Data items
════════════════════

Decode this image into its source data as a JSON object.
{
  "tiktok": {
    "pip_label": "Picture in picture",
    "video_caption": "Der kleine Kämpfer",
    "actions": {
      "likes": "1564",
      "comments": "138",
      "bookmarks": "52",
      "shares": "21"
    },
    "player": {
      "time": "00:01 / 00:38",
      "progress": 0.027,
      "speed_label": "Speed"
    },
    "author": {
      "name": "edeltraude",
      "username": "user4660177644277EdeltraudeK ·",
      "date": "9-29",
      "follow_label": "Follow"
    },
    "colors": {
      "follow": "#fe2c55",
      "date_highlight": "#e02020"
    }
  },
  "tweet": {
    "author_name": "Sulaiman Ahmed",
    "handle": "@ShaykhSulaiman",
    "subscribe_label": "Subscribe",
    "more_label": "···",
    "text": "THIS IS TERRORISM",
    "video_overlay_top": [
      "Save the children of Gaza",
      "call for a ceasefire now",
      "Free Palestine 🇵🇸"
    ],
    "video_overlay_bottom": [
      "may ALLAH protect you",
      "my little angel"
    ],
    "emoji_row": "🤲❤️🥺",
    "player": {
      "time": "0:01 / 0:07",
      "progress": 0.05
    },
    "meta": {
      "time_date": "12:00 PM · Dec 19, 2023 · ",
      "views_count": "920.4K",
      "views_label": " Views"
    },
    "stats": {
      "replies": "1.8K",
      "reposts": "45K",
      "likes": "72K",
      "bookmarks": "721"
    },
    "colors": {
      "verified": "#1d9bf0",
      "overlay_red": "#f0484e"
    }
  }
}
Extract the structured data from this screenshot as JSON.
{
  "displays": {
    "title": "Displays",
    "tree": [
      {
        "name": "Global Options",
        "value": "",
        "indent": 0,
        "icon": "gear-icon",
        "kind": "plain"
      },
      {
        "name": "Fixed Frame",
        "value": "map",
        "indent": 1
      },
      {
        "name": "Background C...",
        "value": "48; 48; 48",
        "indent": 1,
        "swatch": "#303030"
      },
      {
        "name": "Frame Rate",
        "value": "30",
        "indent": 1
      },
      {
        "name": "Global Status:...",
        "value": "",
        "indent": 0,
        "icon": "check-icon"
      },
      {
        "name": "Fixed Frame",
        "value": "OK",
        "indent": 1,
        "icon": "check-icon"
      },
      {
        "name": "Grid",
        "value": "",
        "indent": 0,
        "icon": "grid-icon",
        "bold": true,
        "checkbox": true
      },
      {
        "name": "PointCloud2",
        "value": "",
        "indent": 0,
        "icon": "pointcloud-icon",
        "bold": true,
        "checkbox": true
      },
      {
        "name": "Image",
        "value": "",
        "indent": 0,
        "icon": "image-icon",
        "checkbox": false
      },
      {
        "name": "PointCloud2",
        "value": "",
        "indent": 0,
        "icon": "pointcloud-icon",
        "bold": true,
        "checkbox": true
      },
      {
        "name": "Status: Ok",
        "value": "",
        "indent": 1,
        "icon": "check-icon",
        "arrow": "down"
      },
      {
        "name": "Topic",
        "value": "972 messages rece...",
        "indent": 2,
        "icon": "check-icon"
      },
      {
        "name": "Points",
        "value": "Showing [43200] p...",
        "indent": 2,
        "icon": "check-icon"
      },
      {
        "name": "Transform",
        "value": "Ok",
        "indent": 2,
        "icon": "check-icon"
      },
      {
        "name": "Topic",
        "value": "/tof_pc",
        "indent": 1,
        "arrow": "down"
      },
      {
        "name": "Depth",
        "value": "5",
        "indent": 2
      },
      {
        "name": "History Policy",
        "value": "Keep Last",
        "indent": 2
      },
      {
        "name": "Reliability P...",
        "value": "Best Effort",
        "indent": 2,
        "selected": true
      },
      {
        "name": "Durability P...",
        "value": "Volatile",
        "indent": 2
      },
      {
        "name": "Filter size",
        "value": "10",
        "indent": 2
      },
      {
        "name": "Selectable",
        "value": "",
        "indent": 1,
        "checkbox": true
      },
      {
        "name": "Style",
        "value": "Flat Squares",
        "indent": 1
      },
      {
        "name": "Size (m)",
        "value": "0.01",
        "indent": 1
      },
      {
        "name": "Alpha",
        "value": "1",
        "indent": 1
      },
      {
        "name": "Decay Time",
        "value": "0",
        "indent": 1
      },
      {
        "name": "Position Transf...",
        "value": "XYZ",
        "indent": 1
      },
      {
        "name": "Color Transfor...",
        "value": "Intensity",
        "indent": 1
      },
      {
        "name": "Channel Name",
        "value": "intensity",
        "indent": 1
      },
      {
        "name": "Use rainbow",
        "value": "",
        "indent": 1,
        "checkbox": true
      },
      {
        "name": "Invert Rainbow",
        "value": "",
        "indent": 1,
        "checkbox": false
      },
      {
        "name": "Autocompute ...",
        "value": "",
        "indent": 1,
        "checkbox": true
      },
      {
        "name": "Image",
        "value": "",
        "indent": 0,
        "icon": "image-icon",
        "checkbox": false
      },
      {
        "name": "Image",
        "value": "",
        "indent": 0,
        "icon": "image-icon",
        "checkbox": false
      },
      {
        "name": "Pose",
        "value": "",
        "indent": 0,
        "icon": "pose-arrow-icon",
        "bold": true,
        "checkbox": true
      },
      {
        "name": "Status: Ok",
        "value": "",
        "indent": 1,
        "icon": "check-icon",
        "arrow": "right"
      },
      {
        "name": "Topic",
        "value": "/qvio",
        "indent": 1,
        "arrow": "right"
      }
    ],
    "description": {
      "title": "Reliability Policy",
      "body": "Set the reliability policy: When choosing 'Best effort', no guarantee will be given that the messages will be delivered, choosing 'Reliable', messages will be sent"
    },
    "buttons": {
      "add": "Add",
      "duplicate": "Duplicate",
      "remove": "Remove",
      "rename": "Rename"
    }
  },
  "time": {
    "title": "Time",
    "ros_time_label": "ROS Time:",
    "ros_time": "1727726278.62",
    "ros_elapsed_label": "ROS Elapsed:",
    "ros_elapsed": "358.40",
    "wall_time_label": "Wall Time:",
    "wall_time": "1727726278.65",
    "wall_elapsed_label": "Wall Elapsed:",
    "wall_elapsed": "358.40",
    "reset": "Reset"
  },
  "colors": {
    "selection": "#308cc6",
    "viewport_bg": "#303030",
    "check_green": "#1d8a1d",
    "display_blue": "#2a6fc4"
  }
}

════════════════════

- [Given problem] Go back to the listing above and please repeat it exactly.

- [Output for this task]
Decode this image into its source data as a JSON object.
{
  "tiktok": {
    "pip_label": "Picture in picture",
    "video_caption": "Der kleine Kämpfer",
    "actions": {
      "likes": "1564",
      "comments": "138",
      "bookmarks": "52",
      "shares": "21"
    },
    "player": {
      "time": "00:01 / 00:38",
      "progress": 0.027,
      "speed_label": "Speed"
    },
    "author": {
      "name": "edeltraude",
      "username": "user4660177644277EdeltraudeK ·",
      "date": "9-29",
      "follow_label": "Follow"
    },
    "colors": {
      "follow": "#fe2c55",
      "date_highlight": "#e02020"
    }
  },
  "tweet": {
    "author_name": "Sulaiman Ahmed",
    "handle": "@ShaykhSulaiman",
    "subscribe_label": "Subscribe",
    "more_label": "···",
    "text": "THIS IS TERRORISM",
    "video_overlay_top": [
      "Save the children of Gaza",
      "call for a ceasefire now",
      "Free Palestine 🇵🇸"
    ],
    "video_overlay_bottom": [
      "may ALLAH protect you",
      "my little angel"
    ],
    "emoji_row": "🤲❤️🥺",
    "player": {
      "time": "0:01 / 0:07",
      "progress": 0.05
    },
    "meta": {
      "time_date": "12:00 PM · Dec 19, 2023 · ",
      "views_count": "920.4K",
      "views_label": " Views"
    },
    "stats": {
      "replies": "1.8K",
      "reposts": "45K",
      "likes": "72K",
      "bookmarks": "721"
    },
    "colors": {
      "verified": "#1d9bf0",
      "overlay_red": "#f0484e"
    }
  }
}
Extract the structured data from this screenshot as JSON.
{
  "displays": {
    "title": "Displays",
    "tree": [
      {
        "name": "Global Options",
        "value": "",
        "indent": 0,
        "icon": "gear-icon",
        "kind": "plain"
      },
      {
        "name": "Fixed Frame",
        "value": "map",
        "indent": 1
      },
      {
        "name": "Background C...",
        "value": "48; 48; 48",
        "indent": 1,
        "swatch": "#303030"
      },
      {
        "name": "Frame Rate",
        "value": "30",
        "indent": 1
      },
      {
        "name": "Global Status:...",
        "value": "",
        "indent": 0,
        "icon": "check-icon"
      },
      {
        "name": "Fixed Frame",
        "value": "OK",
        "indent": 1,
        "icon": "check-icon"
      },
      {
        "name": "Grid",
        "value": "",
        "indent": 0,
        "icon": "grid-icon",
        "bold": true,
        "checkbox": true
      },
      {
        "name": "PointCloud2",
        "value": "",
        "indent": 0,
        "icon": "pointcloud-icon",
        "bold": true,
        "checkbox": true
      },
      {
        "name": "Image",
        "value": "",
        "indent": 0,
        "icon": "image-icon",
        "checkbox": false
      },
      {
        "name": "PointCloud2",
        "value": "",
        "indent": 0,
        "icon": "pointcloud-icon",
        "bold": true,
        "checkbox": true
      },
      {
        "name": "Status: Ok",
        "value": "",
        "indent": 1,
        "icon": "check-icon",
        "arrow": "down"
      },
      {
        "name": "Topic",
        "value": "972 messages rece...",
        "indent": 2,
        "icon": "check-icon"
      },
      {
        "name": "Points",
        "value": "Showing [43200] p...",
        "indent": 2,
        "icon": "check-icon"
      },
      {
        "name": "Transform",
        "value": "Ok",
        "indent": 2,
        "icon": "check-icon"
      },
      {
        "name": "Topic",
        "value": "/tof_pc",
        "indent": 1,
        "arrow": "down"
      },
      {
        "name": "Depth",
        "value": "5",
        "indent": 2
      },
      {
        "name": "History Policy",
        "value": "Keep Last",
        "indent": 2
      },
      {
        "name": "Reliability P...",
        "value": "Best Effort",
        "indent": 2,
        "selected": true
      },
      {
        "name": "Durability P...",
        "value": "Volatile",
        "indent": 2
      },
      {
        "name": "Filter size",
        "value": "10",
        "indent": 2
      },
      {
        "name": "Selectable",
        "value": "",
        "indent": 1,
        "checkbox": true
      },
      {
        "name": "Style",
        "value": "Flat Squares",
        "indent": 1
      },
      {
        "name": "Size (m)",
        "value": "0.01",
        "indent": 1
      },
      {
        "name": "Alpha",
        "value": "1",
        "indent": 1
      },
      {
        "name": "Decay Time",
        "value": "0",
        "indent": 1
      },
      {
        "name": "Position Transf...",
        "value": "XYZ",
        "indent": 1
      },
      {
        "name": "Color Transfor...",
        "value": "Intensity",
        "indent": 1
      },
      {
        "name": "Channel Name",
        "value": "intensity",
        "indent": 1
      },
      {
        "name": "Use rainbow",
        "value": "",
        "indent": 1,
        "checkbox": true
      },
      {
        "name": "Invert Rainbow",
        "value": "",
        "indent": 1,
        "checkbox": false
      },
      {
        "name": "Autocompute ...",
        "value": "",
        "indent": 1,
        "checkbox": true
      },
      {
        "name": "Image",
        "value": "",
        "indent": 0,
        "icon": "image-icon",
        "checkbox": false
      },
      {
        "name": "Image",
        "value": "",
        "indent": 0,
        "icon": "image-icon",
        "checkbox": false
      },
      {
        "name": "Pose",
        "value": "",
        "indent": 0,
        "icon": "pose-arrow-icon",
        "bold": true,
        "checkbox": true
      },
      {
        "name": "Status: Ok",
        "value": "",
        "indent": 1,
        "icon": "check-icon",
        "arrow": "right"
      },
      {
        "name": "Topic",
        "value": "/qvio",
        "indent": 1,
        "arrow": "right"
      }
    ],
    "description": {
      "title": "Reliability Policy",
      "body": "Set the reliability policy: When choosing 'Best effort', no guarantee will be given that the messages will be delivered, choosing 'Reliable', messages will be sent"
    },
    "buttons": {
      "add": "Add",
      "duplicate": "Duplicate",
      "remove": "Remove",
      "rename": "Rename"
    }
  },
  "time": {
    "title": "Time",
    "ros_time_label": "ROS Time:",
    "ros_time": "1727726278.62",
    "ros_elapsed_label": "ROS Elapsed:",
    "ros_elapsed": "358.40",
    "wall_time_label": "Wall Time:",
    "wall_time": "1727726278.65",
    "wall_elapsed_label": "Wall Elapsed:",
    "wall_elapsed": "358.40",
    "reset": "Reset"
  },
  "colors": {
    "selection": "#308cc6",
    "viewport_bg": "#303030",
    "check_green": "#1d8a1d",
    "display_blue": "#2a6fc4"
  }
}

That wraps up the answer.